═══ Information provided

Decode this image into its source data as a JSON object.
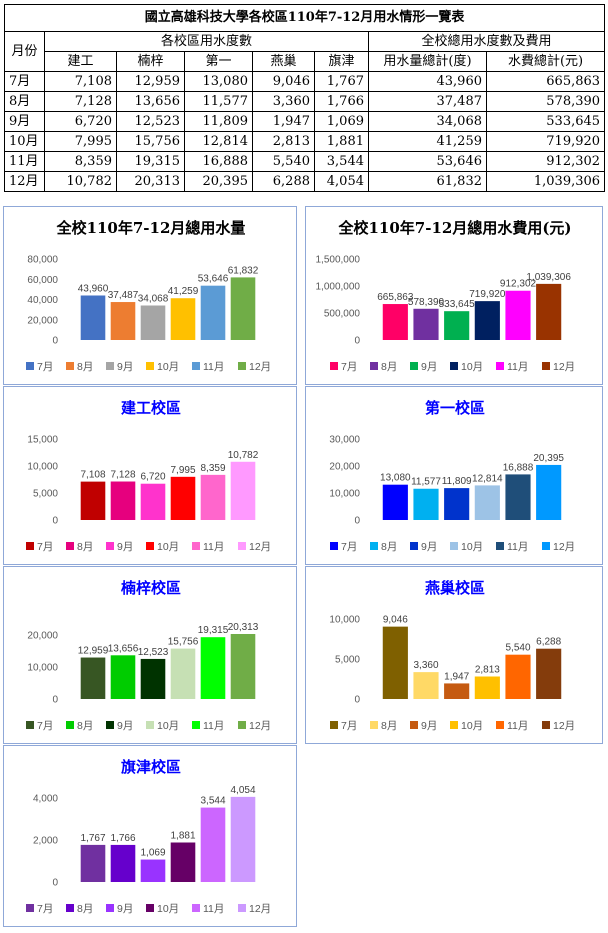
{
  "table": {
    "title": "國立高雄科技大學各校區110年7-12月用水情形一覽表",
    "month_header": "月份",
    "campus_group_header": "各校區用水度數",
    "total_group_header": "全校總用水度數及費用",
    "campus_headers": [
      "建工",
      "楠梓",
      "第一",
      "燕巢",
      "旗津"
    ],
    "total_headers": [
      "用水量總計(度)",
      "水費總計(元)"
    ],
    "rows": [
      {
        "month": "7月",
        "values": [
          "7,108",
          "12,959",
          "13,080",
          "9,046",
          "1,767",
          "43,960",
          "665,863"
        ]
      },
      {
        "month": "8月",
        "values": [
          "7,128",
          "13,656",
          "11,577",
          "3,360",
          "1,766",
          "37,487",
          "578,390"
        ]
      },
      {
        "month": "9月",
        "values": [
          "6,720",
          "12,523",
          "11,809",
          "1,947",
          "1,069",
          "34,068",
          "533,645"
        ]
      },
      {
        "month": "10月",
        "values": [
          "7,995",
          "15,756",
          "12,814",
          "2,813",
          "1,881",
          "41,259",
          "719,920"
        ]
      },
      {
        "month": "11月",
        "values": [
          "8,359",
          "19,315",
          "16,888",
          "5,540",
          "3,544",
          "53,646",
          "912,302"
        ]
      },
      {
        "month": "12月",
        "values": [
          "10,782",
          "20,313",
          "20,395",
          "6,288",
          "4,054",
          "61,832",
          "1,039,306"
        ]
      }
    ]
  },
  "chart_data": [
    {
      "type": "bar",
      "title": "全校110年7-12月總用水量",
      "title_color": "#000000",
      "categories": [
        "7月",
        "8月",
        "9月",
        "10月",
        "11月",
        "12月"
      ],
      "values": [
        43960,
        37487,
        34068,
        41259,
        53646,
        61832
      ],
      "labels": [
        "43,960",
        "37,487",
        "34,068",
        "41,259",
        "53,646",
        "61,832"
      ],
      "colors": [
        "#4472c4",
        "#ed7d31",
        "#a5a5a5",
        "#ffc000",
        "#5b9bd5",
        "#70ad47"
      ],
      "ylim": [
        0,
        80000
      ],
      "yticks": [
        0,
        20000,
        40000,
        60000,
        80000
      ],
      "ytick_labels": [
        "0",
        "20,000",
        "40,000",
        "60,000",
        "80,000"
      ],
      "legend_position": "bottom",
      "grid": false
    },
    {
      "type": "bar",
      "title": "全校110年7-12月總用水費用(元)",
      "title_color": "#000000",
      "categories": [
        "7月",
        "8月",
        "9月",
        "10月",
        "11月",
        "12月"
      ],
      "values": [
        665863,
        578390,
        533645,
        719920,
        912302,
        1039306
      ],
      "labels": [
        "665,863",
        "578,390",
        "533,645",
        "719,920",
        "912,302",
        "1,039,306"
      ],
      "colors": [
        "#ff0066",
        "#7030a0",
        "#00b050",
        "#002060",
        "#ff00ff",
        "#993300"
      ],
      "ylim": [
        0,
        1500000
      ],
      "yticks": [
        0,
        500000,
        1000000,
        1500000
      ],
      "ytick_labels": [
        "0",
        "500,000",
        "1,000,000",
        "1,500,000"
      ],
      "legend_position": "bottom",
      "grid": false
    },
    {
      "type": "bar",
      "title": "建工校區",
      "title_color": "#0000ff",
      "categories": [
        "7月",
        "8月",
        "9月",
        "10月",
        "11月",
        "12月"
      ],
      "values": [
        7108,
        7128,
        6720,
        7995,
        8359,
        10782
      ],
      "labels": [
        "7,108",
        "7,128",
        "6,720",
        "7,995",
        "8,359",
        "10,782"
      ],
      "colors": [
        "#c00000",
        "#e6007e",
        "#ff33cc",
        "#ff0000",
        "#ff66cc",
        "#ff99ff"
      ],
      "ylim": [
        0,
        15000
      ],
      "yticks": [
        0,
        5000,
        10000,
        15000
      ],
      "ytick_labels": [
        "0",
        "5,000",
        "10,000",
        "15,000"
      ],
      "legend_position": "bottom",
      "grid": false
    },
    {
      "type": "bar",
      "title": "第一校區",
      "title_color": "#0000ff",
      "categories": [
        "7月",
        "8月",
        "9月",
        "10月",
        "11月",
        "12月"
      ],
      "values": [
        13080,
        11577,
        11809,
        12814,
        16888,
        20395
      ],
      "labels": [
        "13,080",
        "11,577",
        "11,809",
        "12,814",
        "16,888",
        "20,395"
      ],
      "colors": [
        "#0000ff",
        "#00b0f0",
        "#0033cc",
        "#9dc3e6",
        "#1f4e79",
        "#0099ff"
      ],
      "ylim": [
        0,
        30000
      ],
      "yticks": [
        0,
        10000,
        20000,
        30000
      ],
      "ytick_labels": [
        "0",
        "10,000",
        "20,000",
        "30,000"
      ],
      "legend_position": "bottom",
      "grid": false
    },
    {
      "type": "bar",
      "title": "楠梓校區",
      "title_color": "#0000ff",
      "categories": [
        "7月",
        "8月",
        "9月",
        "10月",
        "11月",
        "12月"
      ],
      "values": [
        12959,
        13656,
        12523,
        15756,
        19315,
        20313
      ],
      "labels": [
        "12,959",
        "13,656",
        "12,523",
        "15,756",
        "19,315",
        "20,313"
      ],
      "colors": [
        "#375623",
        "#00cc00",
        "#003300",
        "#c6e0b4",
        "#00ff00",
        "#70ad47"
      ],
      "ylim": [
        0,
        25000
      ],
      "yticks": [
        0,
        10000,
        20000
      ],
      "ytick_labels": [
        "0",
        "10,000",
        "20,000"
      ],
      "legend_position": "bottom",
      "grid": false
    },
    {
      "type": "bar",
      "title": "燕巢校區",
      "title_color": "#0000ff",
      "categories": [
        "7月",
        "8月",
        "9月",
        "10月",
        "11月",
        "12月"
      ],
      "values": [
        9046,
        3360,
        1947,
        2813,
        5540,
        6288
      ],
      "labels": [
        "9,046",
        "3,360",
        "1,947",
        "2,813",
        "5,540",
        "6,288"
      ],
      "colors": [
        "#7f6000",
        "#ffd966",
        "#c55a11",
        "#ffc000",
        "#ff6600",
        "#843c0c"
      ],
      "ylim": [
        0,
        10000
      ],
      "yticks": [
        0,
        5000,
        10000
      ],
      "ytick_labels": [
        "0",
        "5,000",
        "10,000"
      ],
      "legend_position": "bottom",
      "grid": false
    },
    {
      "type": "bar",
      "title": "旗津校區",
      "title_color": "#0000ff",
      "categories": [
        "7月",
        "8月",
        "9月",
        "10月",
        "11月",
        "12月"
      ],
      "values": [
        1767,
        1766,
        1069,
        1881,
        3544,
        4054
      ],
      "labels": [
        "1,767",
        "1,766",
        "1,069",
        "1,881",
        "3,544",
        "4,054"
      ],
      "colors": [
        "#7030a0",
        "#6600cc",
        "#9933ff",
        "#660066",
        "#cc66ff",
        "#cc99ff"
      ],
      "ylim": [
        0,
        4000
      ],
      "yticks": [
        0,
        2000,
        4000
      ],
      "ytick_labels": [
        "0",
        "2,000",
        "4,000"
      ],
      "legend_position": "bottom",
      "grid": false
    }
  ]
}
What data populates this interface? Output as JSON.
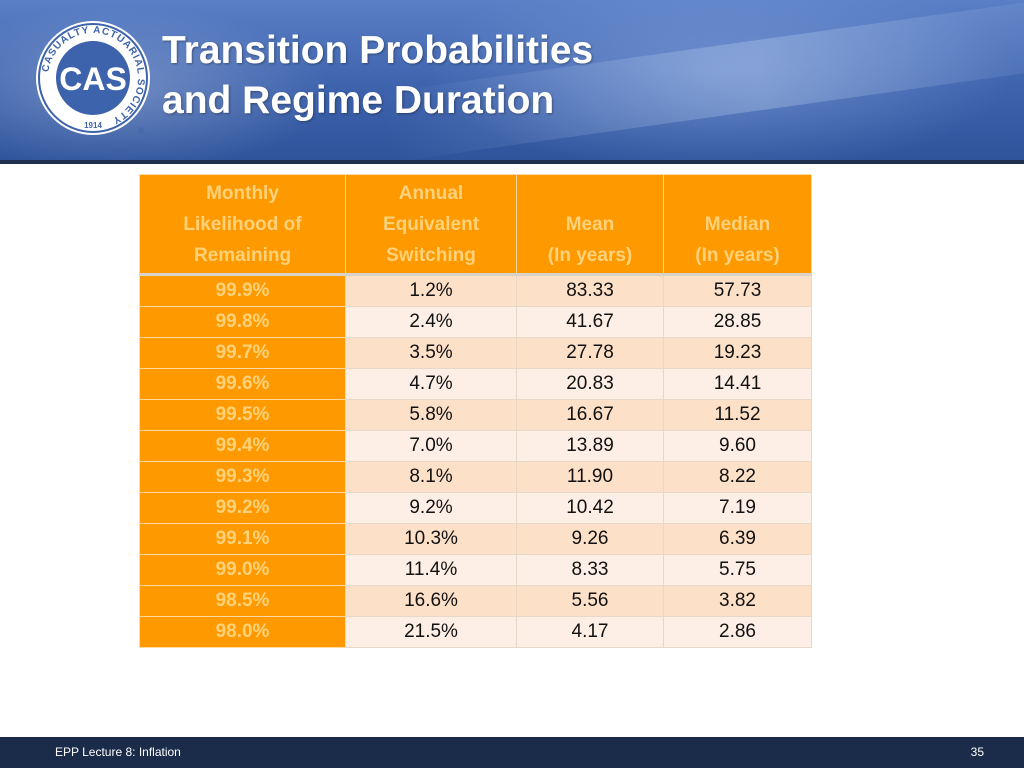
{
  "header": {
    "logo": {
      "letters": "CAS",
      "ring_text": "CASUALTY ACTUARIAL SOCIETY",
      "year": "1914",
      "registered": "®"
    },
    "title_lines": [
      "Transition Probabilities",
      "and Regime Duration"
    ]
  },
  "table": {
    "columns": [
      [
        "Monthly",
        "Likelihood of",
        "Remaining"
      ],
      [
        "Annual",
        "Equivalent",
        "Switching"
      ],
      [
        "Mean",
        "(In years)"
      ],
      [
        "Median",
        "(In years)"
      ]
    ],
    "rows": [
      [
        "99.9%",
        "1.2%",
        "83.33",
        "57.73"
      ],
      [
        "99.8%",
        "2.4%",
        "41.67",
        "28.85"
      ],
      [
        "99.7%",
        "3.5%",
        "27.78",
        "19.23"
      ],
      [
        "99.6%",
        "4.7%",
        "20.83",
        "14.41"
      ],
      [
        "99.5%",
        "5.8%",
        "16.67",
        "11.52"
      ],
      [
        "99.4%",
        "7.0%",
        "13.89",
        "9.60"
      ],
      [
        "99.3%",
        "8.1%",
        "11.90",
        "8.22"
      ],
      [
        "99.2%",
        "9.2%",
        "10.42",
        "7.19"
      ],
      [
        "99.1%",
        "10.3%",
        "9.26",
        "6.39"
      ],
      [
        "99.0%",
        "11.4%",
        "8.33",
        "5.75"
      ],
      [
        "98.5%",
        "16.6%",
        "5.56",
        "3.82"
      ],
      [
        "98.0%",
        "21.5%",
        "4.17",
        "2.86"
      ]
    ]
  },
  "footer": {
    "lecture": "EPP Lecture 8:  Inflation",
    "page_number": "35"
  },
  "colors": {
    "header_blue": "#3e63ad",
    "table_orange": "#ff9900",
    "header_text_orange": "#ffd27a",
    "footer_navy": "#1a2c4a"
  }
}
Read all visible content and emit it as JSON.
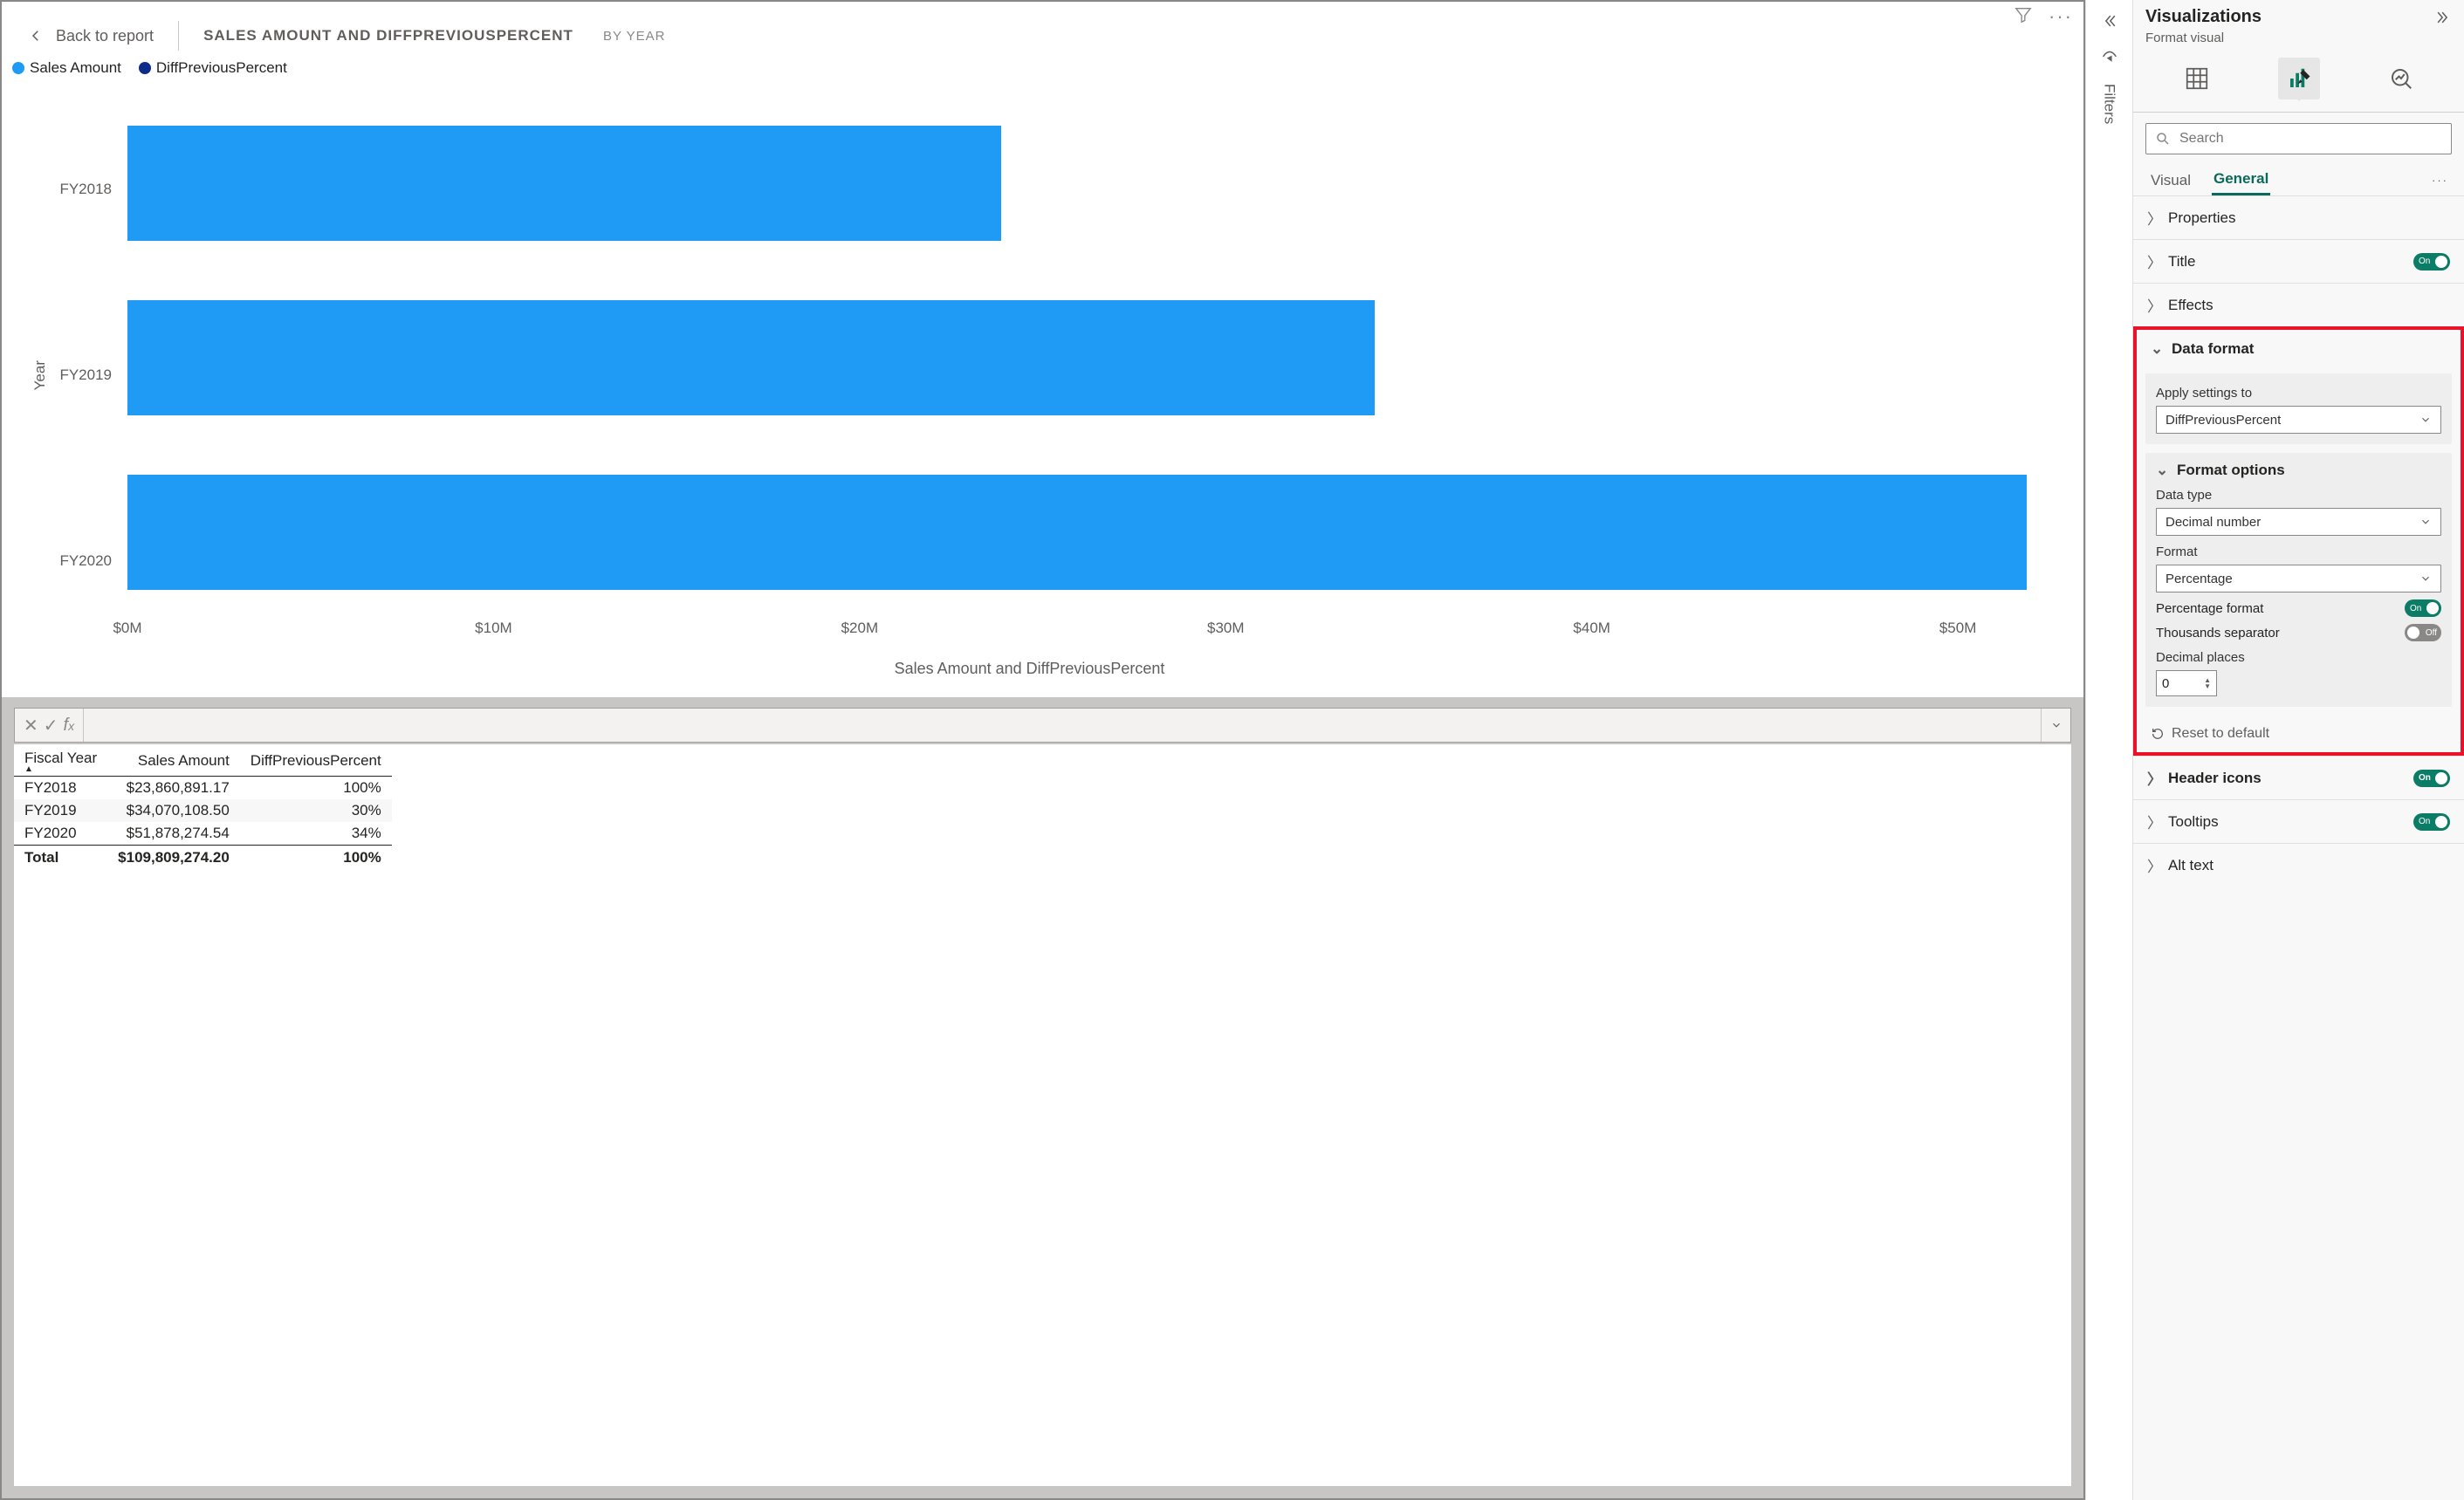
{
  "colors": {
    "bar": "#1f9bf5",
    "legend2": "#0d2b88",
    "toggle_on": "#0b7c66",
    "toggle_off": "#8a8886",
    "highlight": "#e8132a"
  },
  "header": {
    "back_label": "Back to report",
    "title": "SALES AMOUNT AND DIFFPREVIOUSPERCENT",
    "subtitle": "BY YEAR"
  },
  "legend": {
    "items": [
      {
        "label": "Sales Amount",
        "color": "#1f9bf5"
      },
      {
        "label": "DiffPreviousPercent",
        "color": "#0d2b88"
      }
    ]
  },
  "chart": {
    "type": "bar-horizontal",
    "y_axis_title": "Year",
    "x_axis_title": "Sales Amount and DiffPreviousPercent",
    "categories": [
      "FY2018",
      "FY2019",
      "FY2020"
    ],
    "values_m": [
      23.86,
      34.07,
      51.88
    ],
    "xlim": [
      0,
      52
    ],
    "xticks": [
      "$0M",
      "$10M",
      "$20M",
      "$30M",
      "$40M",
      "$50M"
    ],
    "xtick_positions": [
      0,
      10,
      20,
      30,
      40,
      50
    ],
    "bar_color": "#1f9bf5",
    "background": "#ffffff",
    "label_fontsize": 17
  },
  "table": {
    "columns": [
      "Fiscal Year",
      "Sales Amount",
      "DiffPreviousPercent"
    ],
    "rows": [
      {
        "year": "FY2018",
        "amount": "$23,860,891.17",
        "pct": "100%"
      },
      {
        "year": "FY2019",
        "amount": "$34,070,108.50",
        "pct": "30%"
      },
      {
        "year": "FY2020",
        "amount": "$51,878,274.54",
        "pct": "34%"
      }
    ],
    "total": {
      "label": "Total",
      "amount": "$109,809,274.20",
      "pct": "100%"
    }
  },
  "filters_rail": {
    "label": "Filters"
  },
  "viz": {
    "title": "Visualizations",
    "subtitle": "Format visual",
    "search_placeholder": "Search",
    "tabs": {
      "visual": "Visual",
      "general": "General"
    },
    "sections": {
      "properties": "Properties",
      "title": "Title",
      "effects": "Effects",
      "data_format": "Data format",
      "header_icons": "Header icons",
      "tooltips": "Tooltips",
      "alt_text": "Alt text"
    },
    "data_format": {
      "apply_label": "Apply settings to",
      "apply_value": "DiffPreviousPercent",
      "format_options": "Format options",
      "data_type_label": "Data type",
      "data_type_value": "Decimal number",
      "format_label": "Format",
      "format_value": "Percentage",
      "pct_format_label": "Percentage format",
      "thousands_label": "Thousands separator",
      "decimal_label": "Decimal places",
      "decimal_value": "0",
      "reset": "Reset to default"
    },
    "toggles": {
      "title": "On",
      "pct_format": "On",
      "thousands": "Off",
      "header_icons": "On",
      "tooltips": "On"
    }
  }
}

══════

Exercise task ▸
Every line of the records that includes the word "this" should be gathered.

The solution ▸
Decode this image into its source data as a JSON object.
What data populates this interface? Output as JSON.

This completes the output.